▸ **AUFGABE 1**
Entnimm den Datensätzen alles vom Anfang bis einschließlich der Zeile, die „x-tick-label: 8.07. [453,562,470,595]“ enthält, und gib diese Zeilen ohne jede Änderung wieder.

Dem künstlerischen Widerstand kommt in den letzten Jahren der Kommune eine besondere Bedeutung zu, handelte es sich bei der Kunst doch gerade um das Haupt-Einflussgebiet des Otto Mühl, für das er sich von Beginn an ein Deutungs- und Lenkungsmonopol eingeschrieben hatte, und auf das er seine Autorität maßgeblich stützte.
Lese-Probe zu „Die Kunstpraxis in der Mühl-Kommune. Wenn Leben und Kunst verschmelzen sollen “
Textprobe:PROLOG, Insel La Gomera, 1988:
"Zurück zur Masse!" Die Parole hat gesessen. Der rechte Arm von Otto zeigt dabei unmissverständlich in Richtung kollektiven Malplatz. Auf der als Freiluft-Malatelier eingerichteten Terrasse sind gerade ein paar Kommunardinnen in weißen Kitteln damit beschäftigt, den aktuellen Malstil des Großmeisters so getreu wie nur möglich nachzuahmen. Dabei wissen sie um die Vergeblichkeit ihres Bemühens. Wenn Otto von den Ziegenhöhlen herunterkommen wird, vor denen wir unsere eigenen Ateliers installiert haben, wird er die entstandenen Landschaftsbilder begutachten. Es wird sich zeigen, wie schlecht sie alle geworden sind. Eine der jungen Frauen wird Otto mit einem Lob beglücken. Nicht dass er wirklich denkt, das Bild sei gelungen. Nein, es geht ihm lediglich darum, die Konkurrenz unter den Frauen anzustacheln.

▸ **AUFGABE 2**
Fasse den Absatz der Leseprobe, der mit „Zurück zur Masse!“ beginnt, als knappe Stichpunktliste zusammen.

▸ **VORLIEGENDE DATEN**
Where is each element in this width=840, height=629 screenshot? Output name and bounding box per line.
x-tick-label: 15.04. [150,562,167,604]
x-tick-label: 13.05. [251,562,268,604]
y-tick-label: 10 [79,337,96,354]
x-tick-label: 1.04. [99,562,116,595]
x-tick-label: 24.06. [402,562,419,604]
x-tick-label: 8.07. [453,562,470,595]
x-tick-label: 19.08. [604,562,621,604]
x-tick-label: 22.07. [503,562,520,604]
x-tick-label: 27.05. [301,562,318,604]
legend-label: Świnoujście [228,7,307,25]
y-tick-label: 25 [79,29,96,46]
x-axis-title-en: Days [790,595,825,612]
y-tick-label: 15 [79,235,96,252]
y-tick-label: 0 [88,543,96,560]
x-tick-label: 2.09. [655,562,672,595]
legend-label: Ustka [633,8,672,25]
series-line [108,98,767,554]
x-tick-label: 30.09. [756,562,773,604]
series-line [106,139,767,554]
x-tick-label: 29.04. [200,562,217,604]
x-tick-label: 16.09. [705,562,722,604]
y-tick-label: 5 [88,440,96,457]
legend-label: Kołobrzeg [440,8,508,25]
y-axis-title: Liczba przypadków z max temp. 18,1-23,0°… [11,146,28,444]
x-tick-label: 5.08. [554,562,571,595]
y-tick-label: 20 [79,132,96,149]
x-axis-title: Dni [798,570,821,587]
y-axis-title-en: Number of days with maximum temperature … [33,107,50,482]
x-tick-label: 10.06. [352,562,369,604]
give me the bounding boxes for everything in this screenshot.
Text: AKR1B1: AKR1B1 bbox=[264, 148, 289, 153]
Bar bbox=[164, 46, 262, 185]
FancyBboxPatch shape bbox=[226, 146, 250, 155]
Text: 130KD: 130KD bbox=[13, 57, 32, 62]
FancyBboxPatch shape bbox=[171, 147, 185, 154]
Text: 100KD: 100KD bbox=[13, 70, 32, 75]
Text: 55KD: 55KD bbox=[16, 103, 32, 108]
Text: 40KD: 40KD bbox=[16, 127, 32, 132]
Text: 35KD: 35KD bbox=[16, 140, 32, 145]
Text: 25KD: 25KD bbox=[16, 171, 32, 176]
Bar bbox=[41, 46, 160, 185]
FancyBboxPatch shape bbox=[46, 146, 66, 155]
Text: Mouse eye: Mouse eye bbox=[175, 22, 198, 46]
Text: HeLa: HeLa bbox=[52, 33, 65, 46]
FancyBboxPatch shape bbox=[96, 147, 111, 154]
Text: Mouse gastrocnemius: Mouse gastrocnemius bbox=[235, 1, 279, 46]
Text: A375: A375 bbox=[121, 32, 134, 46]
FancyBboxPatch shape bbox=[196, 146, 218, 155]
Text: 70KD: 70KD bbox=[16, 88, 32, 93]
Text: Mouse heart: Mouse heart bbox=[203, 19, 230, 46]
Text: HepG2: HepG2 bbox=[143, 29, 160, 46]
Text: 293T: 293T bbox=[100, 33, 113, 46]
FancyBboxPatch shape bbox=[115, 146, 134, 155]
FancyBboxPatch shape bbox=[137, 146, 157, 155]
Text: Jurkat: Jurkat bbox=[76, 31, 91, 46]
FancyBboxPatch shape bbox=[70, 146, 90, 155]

▸ **LÖSUNG 1**
Where is each element in this width=840, height=629 screenshot? Output name and bounding box per line.
x-tick-label: 15.04. [150,562,167,604]
x-tick-label: 13.05. [251,562,268,604]
y-tick-label: 10 [79,337,96,354]
x-tick-label: 1.04. [99,562,116,595]
x-tick-label: 24.06. [402,562,419,604]
x-tick-label: 8.07. [453,562,470,595]

▸ **LÖSUNG 2**
- Otto gibt die Parole „Zurück zur Masse!“ aus und zeigt dabei mit dem rechten Arm zum kollektiven Malplatz.
- Auf der Terrasse, die als Freiluft-Malatelier eingerichtet ist, ahmen einige Kommunardinnen in weißen Kitteln den aktuellen Malstil des Großmeisters möglichst getreu nach.
- Sie wissen, dass ihr Bemühen vergeblich ist.
- Otto wird von den Ziegenhöhlen herunterkommen, vor denen weitere Ateliers eingerichtet sind, und die Landschaftsbilder begutachten.
- Dabei wird sich zeigen, wie schlecht alle Bilder geworden sind.
- Eine der jungen Frauen wird er loben. Er tut das nicht, weil er ihr Bild für gelungen hält, sondern um die Konkurrenz unter den Frauen anzustacheln.